__YOUR TASK__: From the entries below, keep only the lines that contain the string "title", matching case exactly.
# # # # # # #
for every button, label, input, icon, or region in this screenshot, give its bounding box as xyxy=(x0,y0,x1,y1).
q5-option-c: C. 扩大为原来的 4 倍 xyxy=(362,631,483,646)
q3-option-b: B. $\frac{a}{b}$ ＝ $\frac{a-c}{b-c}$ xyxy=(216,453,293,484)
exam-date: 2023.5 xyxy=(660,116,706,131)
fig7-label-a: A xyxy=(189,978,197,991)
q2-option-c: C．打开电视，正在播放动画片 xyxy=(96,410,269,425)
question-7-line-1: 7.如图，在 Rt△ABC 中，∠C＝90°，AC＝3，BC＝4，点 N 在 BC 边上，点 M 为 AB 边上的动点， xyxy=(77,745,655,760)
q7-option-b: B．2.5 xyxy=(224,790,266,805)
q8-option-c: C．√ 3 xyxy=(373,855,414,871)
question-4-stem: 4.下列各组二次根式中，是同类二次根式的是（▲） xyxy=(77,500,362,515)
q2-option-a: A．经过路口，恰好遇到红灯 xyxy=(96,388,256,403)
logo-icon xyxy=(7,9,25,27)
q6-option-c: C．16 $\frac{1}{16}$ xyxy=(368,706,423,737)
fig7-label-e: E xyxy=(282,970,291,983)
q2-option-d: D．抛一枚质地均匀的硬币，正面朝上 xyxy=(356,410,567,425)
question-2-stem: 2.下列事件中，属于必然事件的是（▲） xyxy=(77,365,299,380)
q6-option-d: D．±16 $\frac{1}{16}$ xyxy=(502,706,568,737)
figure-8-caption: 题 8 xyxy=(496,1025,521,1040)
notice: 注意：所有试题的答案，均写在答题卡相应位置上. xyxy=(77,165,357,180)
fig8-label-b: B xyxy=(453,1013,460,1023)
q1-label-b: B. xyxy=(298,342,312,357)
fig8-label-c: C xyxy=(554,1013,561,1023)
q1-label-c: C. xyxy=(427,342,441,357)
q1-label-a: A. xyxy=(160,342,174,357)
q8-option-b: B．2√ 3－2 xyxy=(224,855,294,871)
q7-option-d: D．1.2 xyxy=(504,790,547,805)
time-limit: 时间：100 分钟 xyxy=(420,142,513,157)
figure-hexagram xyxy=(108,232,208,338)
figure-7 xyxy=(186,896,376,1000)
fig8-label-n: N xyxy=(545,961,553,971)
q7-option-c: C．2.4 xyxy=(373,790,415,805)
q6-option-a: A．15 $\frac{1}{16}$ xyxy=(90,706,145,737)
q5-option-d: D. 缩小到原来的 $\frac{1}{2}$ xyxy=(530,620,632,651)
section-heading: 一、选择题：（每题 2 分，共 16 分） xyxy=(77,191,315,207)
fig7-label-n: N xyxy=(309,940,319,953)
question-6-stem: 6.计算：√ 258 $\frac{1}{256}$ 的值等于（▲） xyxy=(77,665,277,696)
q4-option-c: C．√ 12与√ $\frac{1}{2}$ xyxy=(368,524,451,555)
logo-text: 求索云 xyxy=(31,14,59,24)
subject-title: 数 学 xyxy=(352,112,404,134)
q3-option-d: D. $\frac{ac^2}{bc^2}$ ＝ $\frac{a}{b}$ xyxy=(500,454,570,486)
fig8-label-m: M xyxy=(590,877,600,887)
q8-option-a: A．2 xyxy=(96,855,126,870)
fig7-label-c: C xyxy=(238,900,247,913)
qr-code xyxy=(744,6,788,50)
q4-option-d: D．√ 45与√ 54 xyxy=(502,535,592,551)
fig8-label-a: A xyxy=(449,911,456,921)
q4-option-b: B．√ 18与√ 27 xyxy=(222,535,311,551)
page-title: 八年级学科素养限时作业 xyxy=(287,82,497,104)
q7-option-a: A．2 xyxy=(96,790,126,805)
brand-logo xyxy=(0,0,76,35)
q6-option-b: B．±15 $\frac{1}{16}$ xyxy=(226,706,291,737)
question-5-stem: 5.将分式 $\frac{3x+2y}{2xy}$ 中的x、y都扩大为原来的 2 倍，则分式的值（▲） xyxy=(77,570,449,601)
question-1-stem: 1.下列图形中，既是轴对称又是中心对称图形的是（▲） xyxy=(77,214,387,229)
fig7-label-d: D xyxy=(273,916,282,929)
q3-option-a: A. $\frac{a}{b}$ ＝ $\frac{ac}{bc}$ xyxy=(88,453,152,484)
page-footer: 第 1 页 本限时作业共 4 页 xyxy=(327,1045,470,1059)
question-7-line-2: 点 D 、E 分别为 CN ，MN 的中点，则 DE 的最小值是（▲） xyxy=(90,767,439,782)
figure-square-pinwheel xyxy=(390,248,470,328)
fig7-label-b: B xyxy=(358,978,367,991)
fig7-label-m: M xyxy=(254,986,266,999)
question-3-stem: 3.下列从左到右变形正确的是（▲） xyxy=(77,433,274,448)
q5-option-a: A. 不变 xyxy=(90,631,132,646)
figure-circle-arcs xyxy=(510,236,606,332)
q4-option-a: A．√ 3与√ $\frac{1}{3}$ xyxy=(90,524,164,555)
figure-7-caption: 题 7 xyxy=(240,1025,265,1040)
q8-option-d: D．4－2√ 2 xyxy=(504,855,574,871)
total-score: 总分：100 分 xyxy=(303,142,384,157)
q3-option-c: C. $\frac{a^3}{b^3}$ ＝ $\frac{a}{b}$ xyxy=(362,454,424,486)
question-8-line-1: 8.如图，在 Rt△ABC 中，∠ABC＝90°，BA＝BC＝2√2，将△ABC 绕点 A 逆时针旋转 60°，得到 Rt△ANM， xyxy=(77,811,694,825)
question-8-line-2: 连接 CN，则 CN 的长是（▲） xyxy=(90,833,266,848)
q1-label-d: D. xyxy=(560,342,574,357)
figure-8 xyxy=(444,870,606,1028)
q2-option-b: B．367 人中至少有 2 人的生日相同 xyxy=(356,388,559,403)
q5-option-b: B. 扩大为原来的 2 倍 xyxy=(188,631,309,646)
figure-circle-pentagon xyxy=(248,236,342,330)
# # # # # # #
__ANSWER TO THIS EXERCISE__:
subject-title: 数 学 xyxy=(352,112,404,134)
page-title: 八年级学科素养限时作业 xyxy=(287,82,497,104)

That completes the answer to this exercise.